_Stored data_.
————
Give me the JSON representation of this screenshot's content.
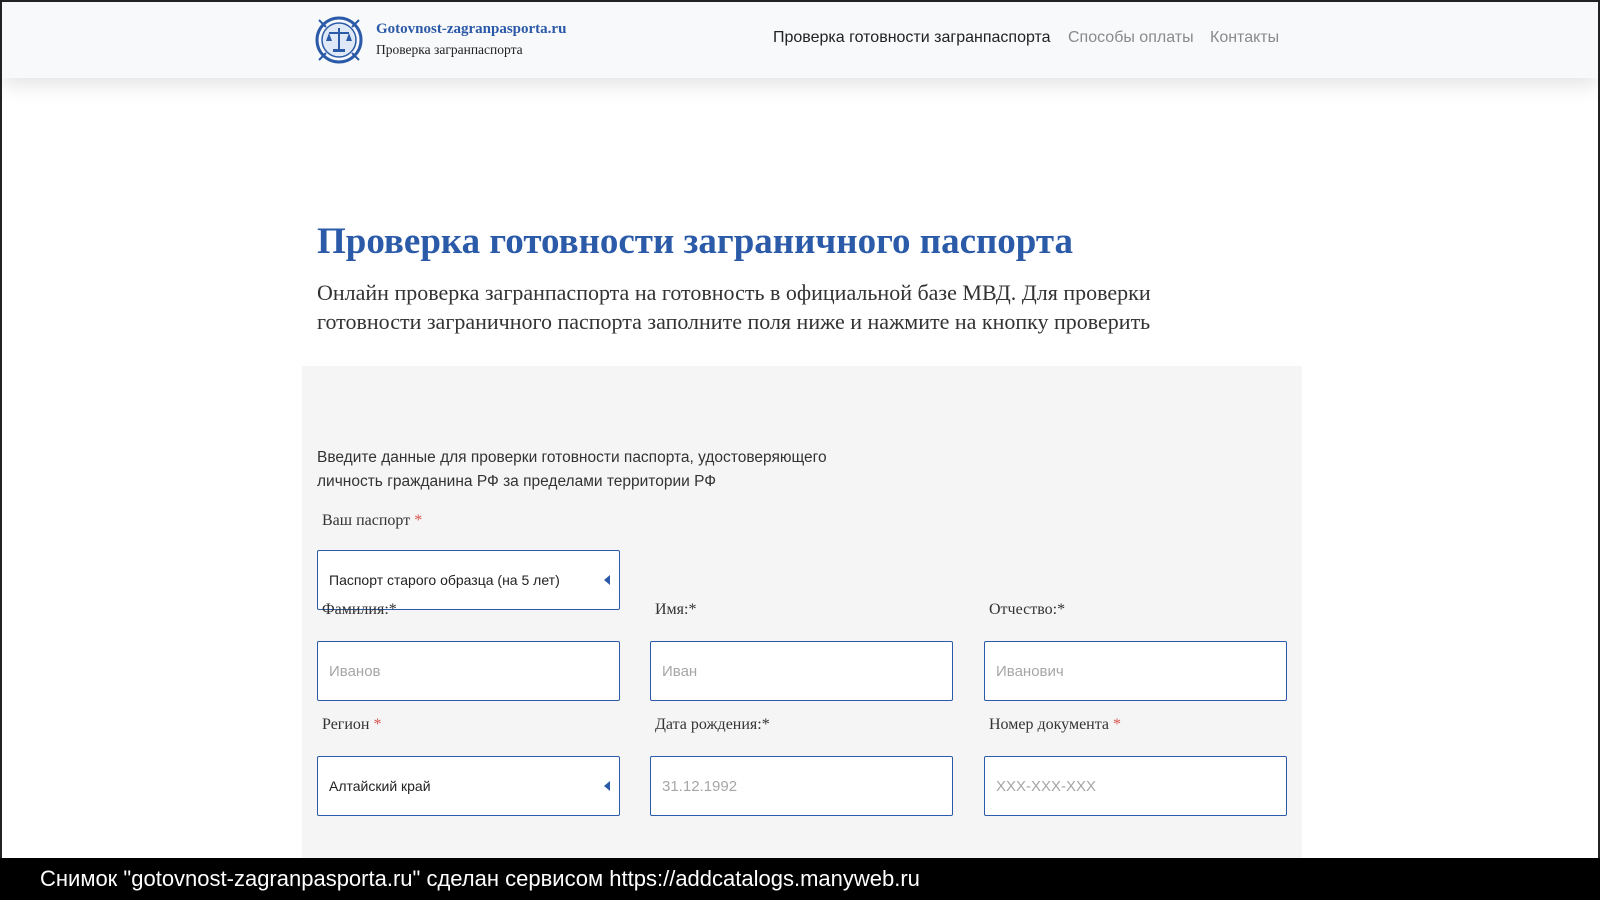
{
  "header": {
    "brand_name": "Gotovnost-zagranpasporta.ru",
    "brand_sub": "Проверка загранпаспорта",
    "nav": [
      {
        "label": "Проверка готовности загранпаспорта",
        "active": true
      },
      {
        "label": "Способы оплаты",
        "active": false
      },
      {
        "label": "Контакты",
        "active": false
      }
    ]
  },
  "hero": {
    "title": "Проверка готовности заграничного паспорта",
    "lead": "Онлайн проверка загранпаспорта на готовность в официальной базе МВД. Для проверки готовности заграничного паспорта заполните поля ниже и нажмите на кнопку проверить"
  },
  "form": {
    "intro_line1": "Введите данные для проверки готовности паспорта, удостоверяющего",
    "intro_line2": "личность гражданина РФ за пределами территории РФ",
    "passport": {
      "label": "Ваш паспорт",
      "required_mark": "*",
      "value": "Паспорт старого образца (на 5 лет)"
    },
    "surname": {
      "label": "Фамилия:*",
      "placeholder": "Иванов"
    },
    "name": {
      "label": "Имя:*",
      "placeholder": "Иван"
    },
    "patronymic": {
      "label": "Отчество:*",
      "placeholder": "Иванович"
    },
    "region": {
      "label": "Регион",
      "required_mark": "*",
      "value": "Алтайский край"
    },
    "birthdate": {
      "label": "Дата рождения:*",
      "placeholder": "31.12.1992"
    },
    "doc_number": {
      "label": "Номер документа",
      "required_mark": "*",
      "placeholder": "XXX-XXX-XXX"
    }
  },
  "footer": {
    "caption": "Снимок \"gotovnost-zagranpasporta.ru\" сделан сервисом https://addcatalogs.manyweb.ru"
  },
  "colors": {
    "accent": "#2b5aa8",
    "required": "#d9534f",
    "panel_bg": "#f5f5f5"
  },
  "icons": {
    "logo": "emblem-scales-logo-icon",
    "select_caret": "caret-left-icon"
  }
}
————
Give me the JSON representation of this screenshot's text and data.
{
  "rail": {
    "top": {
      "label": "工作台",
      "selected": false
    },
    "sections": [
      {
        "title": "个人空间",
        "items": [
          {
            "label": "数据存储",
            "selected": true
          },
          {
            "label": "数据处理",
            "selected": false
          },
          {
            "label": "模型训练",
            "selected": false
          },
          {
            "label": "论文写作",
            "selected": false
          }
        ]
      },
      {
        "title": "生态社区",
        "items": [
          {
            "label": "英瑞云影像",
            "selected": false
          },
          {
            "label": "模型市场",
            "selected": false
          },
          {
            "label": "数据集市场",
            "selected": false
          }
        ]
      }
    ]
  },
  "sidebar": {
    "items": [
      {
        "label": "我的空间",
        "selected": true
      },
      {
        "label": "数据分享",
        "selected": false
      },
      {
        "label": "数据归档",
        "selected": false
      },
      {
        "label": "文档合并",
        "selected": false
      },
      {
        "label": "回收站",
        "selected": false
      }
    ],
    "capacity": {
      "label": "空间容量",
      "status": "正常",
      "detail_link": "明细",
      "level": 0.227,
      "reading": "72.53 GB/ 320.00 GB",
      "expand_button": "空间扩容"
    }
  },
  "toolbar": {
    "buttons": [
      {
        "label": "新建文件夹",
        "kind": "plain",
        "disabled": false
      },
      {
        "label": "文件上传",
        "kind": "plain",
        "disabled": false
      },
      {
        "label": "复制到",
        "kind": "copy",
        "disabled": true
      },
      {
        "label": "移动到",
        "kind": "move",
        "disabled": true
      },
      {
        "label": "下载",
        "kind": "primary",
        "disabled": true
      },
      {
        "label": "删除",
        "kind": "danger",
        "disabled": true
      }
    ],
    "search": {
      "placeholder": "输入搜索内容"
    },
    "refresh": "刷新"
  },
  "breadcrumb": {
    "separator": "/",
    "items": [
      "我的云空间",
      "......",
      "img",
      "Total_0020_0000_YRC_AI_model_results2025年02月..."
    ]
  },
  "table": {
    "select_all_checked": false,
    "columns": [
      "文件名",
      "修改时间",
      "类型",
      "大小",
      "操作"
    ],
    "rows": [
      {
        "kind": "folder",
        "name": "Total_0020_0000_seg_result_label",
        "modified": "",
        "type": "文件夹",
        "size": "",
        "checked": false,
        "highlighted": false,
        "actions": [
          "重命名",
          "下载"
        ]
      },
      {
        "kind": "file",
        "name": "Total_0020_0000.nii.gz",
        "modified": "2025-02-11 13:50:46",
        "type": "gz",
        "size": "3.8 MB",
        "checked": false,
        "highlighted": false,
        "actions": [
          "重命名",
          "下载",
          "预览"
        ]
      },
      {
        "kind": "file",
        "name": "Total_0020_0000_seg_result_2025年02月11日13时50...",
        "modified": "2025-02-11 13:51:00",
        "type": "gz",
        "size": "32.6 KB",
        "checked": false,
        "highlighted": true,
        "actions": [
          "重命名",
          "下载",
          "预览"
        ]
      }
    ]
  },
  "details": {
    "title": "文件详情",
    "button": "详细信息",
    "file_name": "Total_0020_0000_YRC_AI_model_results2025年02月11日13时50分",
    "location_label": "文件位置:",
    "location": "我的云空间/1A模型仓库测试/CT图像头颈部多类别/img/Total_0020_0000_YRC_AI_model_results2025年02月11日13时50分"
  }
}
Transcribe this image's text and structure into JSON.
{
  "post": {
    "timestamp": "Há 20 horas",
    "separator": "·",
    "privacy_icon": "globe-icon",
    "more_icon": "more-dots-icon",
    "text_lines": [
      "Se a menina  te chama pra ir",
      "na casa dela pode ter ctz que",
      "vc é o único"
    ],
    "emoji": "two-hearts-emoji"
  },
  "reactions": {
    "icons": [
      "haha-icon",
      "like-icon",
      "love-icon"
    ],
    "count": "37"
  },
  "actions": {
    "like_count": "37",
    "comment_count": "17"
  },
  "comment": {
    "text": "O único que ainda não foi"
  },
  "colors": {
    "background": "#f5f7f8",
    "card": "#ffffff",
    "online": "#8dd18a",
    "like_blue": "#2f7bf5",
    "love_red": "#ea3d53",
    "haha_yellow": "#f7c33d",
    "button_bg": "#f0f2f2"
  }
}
————
_Job_.
Collect each line of the entries that has the word "this", copying it in full.

_Response below_.
Give me the JSON representation of this screenshot's content.
Give me the JSON representation of this screenshot's text and data.
Transcribe this image's text and structure into JSON.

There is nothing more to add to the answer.